→ Information given:
((

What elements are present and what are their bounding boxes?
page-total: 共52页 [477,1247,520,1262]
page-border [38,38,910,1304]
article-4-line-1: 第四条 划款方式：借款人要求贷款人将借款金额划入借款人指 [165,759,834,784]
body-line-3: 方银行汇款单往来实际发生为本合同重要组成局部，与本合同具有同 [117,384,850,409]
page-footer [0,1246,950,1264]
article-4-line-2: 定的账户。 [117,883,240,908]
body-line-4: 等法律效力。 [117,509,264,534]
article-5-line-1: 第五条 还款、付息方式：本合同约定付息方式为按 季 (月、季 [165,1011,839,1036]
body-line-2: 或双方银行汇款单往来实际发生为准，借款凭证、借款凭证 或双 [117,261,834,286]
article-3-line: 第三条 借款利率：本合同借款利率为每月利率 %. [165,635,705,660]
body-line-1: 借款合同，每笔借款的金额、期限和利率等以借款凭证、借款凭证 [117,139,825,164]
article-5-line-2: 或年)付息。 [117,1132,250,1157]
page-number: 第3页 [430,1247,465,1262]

))

→ Exercise directions:
Extract every one of the lines in Block 1 above, reproducing each character and bounding box without change.

→ Worked answer:
What elements are present and what are their bounding boxes?
page-total: 共52页 [477,1247,520,1262]
page-border [38,38,910,1304]
article-4-line-1: 第四条 划款方式：借款人要求贷款人将借款金额划入借款人指 [165,759,834,784]
body-line-3: 方银行汇款单往来实际发生为本合同重要组成局部，与本合同具有同 [117,384,850,409]
page-footer [0,1246,950,1264]
article-4-line-2: 定的账户。 [117,883,240,908]
body-line-4: 等法律效力。 [117,509,264,534]
article-5-line-1: 第五条 还款、付息方式：本合同约定付息方式为按 季 (月、季 [165,1011,839,1036]
body-line-2: 或双方银行汇款单往来实际发生为准，借款凭证、借款凭证 或双 [117,261,834,286]
article-3-line: 第三条 借款利率：本合同借款利率为每月利率 %. [165,635,705,660]
body-line-1: 借款合同，每笔借款的金额、期限和利率等以借款凭证、借款凭证 [117,139,825,164]
article-5-line-2: 或年)付息。 [117,1132,250,1157]
page-number: 第3页 [430,1247,465,1262]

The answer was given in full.